*WORK INSTRUCTIONS*: Can you quote the records below in full, word for word?

::: PROVIDED DATA

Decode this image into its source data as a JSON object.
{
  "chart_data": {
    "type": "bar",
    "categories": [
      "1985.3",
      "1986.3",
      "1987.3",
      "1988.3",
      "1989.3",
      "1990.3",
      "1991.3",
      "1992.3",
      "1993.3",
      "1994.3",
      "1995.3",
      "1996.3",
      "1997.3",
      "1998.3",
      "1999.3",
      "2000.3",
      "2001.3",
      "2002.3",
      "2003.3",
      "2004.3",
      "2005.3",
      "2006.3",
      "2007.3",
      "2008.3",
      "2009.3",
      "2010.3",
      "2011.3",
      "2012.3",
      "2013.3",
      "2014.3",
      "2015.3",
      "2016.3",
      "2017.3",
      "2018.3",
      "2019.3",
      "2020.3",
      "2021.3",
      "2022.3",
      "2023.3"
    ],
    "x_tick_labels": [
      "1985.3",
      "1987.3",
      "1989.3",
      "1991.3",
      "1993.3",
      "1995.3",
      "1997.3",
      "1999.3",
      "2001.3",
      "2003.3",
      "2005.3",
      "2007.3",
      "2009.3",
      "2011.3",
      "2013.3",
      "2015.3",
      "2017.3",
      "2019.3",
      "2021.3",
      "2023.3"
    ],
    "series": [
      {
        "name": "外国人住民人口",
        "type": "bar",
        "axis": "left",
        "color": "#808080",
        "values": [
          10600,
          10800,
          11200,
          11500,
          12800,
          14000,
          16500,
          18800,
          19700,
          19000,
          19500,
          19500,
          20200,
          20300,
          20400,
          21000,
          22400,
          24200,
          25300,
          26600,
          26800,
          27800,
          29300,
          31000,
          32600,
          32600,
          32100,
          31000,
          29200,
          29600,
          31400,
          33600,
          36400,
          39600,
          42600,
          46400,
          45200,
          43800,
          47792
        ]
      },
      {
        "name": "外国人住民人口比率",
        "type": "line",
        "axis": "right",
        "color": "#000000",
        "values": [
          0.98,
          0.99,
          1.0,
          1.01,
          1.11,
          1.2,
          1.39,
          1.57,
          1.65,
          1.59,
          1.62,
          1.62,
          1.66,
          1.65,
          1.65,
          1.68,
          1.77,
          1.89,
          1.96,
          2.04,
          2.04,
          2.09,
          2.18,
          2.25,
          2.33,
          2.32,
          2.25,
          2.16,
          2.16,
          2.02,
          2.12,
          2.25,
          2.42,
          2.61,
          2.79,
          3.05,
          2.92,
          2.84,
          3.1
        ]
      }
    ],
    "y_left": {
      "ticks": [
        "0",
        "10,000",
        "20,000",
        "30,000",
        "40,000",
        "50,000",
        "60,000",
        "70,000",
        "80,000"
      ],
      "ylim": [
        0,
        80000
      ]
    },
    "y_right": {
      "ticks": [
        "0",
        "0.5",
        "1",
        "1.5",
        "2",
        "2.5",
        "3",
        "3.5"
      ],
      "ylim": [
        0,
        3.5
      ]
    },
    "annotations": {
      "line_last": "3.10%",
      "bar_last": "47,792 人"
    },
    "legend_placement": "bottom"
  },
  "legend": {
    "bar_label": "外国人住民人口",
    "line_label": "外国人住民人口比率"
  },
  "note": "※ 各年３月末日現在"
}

::::::

*REPLY TO THE TASK*:
Decode this image into its source data as a JSON object.
{
  "chart_data": {
    "type": "bar",
    "categories": [
      "1985.3",
      "1986.3",
      "1987.3",
      "1988.3",
      "1989.3",
      "1990.3",
      "1991.3",
      "1992.3",
      "1993.3",
      "1994.3",
      "1995.3",
      "1996.3",
      "1997.3",
      "1998.3",
      "1999.3",
      "2000.3",
      "2001.3",
      "2002.3",
      "2003.3",
      "2004.3",
      "2005.3",
      "2006.3",
      "2007.3",
      "2008.3",
      "2009.3",
      "2010.3",
      "2011.3",
      "2012.3",
      "2013.3",
      "2014.3",
      "2015.3",
      "2016.3",
      "2017.3",
      "2018.3",
      "2019.3",
      "2020.3",
      "2021.3",
      "2022.3",
      "2023.3"
    ],
    "x_tick_labels": [
      "1985.3",
      "1987.3",
      "1989.3",
      "1991.3",
      "1993.3",
      "1995.3",
      "1997.3",
      "1999.3",
      "2001.3",
      "2003.3",
      "2005.3",
      "2007.3",
      "2009.3",
      "2011.3",
      "2013.3",
      "2015.3",
      "2017.3",
      "2019.3",
      "2021.3",
      "2023.3"
    ],
    "series": [
      {
        "name": "外国人住民人口",
        "type": "bar",
        "axis": "left",
        "color": "#808080",
        "values": [
          10600,
          10800,
          11200,
          11500,
          12800,
          14000,
          16500,
          18800,
          19700,
          19000,
          19500,
          19500,
          20200,
          20300,
          20400,
          21000,
          22400,
          24200,
          25300,
          26600,
          26800,
          27800,
          29300,
          31000,
          32600,
          32600,
          32100,
          31000,
          29200,
          29600,
          31400,
          33600,
          36400,
          39600,
          42600,
          46400,
          45200,
          43800,
          47792
        ]
      },
      {
        "name": "外国人住民人口比率",
        "type": "line",
        "axis": "right",
        "color": "#000000",
        "values": [
          0.98,
          0.99,
          1.0,
          1.01,
          1.11,
          1.2,
          1.39,
          1.57,
          1.65,
          1.59,
          1.62,
          1.62,
          1.66,
          1.65,
          1.65,
          1.68,
          1.77,
          1.89,
          1.96,
          2.04,
          2.04,
          2.09,
          2.18,
          2.25,
          2.33,
          2.32,
          2.25,
          2.16,
          2.16,
          2.02,
          2.12,
          2.25,
          2.42,
          2.61,
          2.79,
          3.05,
          2.92,
          2.84,
          3.1
        ]
      }
    ],
    "y_left": {
      "ticks": [
        "0",
        "10,000",
        "20,000",
        "30,000",
        "40,000",
        "50,000",
        "60,000",
        "70,000",
        "80,000"
      ],
      "ylim": [
        0,
        80000
      ]
    },
    "y_right": {
      "ticks": [
        "0",
        "0.5",
        "1",
        "1.5",
        "2",
        "2.5",
        "3",
        "3.5"
      ],
      "ylim": [
        0,
        3.5
      ]
    },
    "annotations": {
      "line_last": "3.10%",
      "bar_last": "47,792 人"
    },
    "legend_placement": "bottom"
  },
  "legend": {
    "bar_label": "外国人住民人口",
    "line_label": "外国人住民人口比率"
  },
  "note": "※ 各年３月末日現在"
}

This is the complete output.